PROBLEM.
Copy the listing below in full and skip every picture.

::: RECORDED INFORMATION

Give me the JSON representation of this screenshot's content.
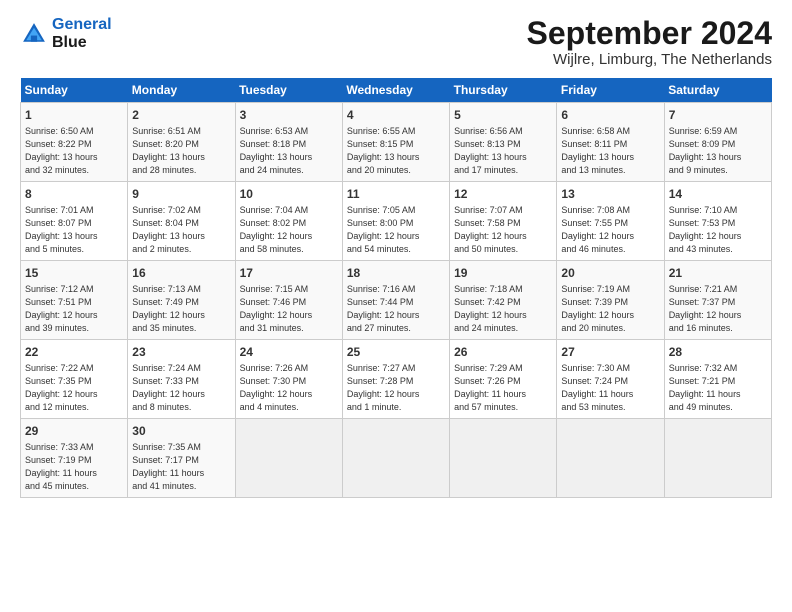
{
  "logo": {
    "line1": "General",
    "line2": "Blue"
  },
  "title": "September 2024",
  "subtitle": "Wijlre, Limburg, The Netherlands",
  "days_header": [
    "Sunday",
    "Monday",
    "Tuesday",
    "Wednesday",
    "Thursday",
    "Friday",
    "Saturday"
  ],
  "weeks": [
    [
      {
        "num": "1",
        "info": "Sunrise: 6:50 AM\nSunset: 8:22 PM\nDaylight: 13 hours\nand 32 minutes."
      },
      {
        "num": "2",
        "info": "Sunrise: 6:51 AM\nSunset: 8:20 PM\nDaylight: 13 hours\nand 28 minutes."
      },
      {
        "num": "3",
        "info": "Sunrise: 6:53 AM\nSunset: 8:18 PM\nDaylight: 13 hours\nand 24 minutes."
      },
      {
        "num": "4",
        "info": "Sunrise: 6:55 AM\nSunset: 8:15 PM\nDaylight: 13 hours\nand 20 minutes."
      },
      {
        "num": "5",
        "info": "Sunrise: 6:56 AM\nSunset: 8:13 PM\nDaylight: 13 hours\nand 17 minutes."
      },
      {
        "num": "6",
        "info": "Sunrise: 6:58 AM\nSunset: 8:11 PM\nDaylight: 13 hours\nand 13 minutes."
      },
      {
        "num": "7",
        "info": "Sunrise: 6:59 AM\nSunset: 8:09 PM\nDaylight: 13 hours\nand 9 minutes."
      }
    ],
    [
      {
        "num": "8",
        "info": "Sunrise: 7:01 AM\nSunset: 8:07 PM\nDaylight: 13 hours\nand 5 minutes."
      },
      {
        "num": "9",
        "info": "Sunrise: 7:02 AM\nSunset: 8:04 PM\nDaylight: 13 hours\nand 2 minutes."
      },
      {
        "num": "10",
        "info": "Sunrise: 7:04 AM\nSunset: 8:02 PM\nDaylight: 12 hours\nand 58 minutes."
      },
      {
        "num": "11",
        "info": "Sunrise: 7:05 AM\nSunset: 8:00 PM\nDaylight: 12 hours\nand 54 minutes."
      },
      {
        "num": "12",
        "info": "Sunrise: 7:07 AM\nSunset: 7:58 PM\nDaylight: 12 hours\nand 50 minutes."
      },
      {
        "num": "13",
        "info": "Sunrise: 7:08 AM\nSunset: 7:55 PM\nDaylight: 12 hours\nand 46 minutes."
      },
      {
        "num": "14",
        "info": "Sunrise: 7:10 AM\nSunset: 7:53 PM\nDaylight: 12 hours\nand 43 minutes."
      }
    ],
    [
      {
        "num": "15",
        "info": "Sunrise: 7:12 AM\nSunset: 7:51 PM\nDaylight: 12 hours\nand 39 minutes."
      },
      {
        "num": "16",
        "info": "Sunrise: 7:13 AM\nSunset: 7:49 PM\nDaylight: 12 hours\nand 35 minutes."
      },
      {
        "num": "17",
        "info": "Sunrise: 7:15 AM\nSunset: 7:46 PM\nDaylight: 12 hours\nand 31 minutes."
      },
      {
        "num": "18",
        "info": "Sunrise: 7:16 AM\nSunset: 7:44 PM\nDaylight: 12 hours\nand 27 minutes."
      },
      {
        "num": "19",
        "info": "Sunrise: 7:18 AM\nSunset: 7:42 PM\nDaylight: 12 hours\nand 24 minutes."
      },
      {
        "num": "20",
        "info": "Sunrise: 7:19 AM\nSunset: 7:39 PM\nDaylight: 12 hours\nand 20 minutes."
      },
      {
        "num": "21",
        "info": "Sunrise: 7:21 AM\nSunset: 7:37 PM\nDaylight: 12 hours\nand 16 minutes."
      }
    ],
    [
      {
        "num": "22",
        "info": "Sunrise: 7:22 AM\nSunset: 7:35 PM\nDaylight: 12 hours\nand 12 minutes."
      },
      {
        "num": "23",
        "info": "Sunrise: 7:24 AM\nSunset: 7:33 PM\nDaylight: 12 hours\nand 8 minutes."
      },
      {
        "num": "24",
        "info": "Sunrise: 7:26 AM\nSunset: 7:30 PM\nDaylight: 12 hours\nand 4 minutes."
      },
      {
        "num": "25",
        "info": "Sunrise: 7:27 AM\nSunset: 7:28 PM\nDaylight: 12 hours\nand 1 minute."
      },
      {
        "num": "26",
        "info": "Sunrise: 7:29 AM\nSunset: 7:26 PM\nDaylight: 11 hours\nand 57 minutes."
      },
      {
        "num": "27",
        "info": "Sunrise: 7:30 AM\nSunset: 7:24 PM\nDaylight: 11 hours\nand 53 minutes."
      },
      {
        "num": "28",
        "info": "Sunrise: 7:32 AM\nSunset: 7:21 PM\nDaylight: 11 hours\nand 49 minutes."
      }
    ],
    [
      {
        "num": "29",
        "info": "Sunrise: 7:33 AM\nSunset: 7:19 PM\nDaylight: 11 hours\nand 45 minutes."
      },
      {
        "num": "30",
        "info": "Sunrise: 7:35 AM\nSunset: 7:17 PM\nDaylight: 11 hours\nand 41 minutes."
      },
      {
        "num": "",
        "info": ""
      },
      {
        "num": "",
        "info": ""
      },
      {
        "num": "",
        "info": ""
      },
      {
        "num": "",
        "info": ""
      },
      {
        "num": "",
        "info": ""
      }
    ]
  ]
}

::::::

ANSWER BELOW.
Give me the JSON representation of this screenshot's content.
{
  "logo": {
    "line1": "General",
    "line2": "Blue"
  },
  "title": "September 2024",
  "subtitle": "Wijlre, Limburg, The Netherlands",
  "days_header": [
    "Sunday",
    "Monday",
    "Tuesday",
    "Wednesday",
    "Thursday",
    "Friday",
    "Saturday"
  ],
  "weeks": [
    [
      {
        "num": "1",
        "info": "Sunrise: 6:50 AM\nSunset: 8:22 PM\nDaylight: 13 hours\nand 32 minutes."
      },
      {
        "num": "2",
        "info": "Sunrise: 6:51 AM\nSunset: 8:20 PM\nDaylight: 13 hours\nand 28 minutes."
      },
      {
        "num": "3",
        "info": "Sunrise: 6:53 AM\nSunset: 8:18 PM\nDaylight: 13 hours\nand 24 minutes."
      },
      {
        "num": "4",
        "info": "Sunrise: 6:55 AM\nSunset: 8:15 PM\nDaylight: 13 hours\nand 20 minutes."
      },
      {
        "num": "5",
        "info": "Sunrise: 6:56 AM\nSunset: 8:13 PM\nDaylight: 13 hours\nand 17 minutes."
      },
      {
        "num": "6",
        "info": "Sunrise: 6:58 AM\nSunset: 8:11 PM\nDaylight: 13 hours\nand 13 minutes."
      },
      {
        "num": "7",
        "info": "Sunrise: 6:59 AM\nSunset: 8:09 PM\nDaylight: 13 hours\nand 9 minutes."
      }
    ],
    [
      {
        "num": "8",
        "info": "Sunrise: 7:01 AM\nSunset: 8:07 PM\nDaylight: 13 hours\nand 5 minutes."
      },
      {
        "num": "9",
        "info": "Sunrise: 7:02 AM\nSunset: 8:04 PM\nDaylight: 13 hours\nand 2 minutes."
      },
      {
        "num": "10",
        "info": "Sunrise: 7:04 AM\nSunset: 8:02 PM\nDaylight: 12 hours\nand 58 minutes."
      },
      {
        "num": "11",
        "info": "Sunrise: 7:05 AM\nSunset: 8:00 PM\nDaylight: 12 hours\nand 54 minutes."
      },
      {
        "num": "12",
        "info": "Sunrise: 7:07 AM\nSunset: 7:58 PM\nDaylight: 12 hours\nand 50 minutes."
      },
      {
        "num": "13",
        "info": "Sunrise: 7:08 AM\nSunset: 7:55 PM\nDaylight: 12 hours\nand 46 minutes."
      },
      {
        "num": "14",
        "info": "Sunrise: 7:10 AM\nSunset: 7:53 PM\nDaylight: 12 hours\nand 43 minutes."
      }
    ],
    [
      {
        "num": "15",
        "info": "Sunrise: 7:12 AM\nSunset: 7:51 PM\nDaylight: 12 hours\nand 39 minutes."
      },
      {
        "num": "16",
        "info": "Sunrise: 7:13 AM\nSunset: 7:49 PM\nDaylight: 12 hours\nand 35 minutes."
      },
      {
        "num": "17",
        "info": "Sunrise: 7:15 AM\nSunset: 7:46 PM\nDaylight: 12 hours\nand 31 minutes."
      },
      {
        "num": "18",
        "info": "Sunrise: 7:16 AM\nSunset: 7:44 PM\nDaylight: 12 hours\nand 27 minutes."
      },
      {
        "num": "19",
        "info": "Sunrise: 7:18 AM\nSunset: 7:42 PM\nDaylight: 12 hours\nand 24 minutes."
      },
      {
        "num": "20",
        "info": "Sunrise: 7:19 AM\nSunset: 7:39 PM\nDaylight: 12 hours\nand 20 minutes."
      },
      {
        "num": "21",
        "info": "Sunrise: 7:21 AM\nSunset: 7:37 PM\nDaylight: 12 hours\nand 16 minutes."
      }
    ],
    [
      {
        "num": "22",
        "info": "Sunrise: 7:22 AM\nSunset: 7:35 PM\nDaylight: 12 hours\nand 12 minutes."
      },
      {
        "num": "23",
        "info": "Sunrise: 7:24 AM\nSunset: 7:33 PM\nDaylight: 12 hours\nand 8 minutes."
      },
      {
        "num": "24",
        "info": "Sunrise: 7:26 AM\nSunset: 7:30 PM\nDaylight: 12 hours\nand 4 minutes."
      },
      {
        "num": "25",
        "info": "Sunrise: 7:27 AM\nSunset: 7:28 PM\nDaylight: 12 hours\nand 1 minute."
      },
      {
        "num": "26",
        "info": "Sunrise: 7:29 AM\nSunset: 7:26 PM\nDaylight: 11 hours\nand 57 minutes."
      },
      {
        "num": "27",
        "info": "Sunrise: 7:30 AM\nSunset: 7:24 PM\nDaylight: 11 hours\nand 53 minutes."
      },
      {
        "num": "28",
        "info": "Sunrise: 7:32 AM\nSunset: 7:21 PM\nDaylight: 11 hours\nand 49 minutes."
      }
    ],
    [
      {
        "num": "29",
        "info": "Sunrise: 7:33 AM\nSunset: 7:19 PM\nDaylight: 11 hours\nand 45 minutes."
      },
      {
        "num": "30",
        "info": "Sunrise: 7:35 AM\nSunset: 7:17 PM\nDaylight: 11 hours\nand 41 minutes."
      },
      {
        "num": "",
        "info": ""
      },
      {
        "num": "",
        "info": ""
      },
      {
        "num": "",
        "info": ""
      },
      {
        "num": "",
        "info": ""
      },
      {
        "num": "",
        "info": ""
      }
    ]
  ]
}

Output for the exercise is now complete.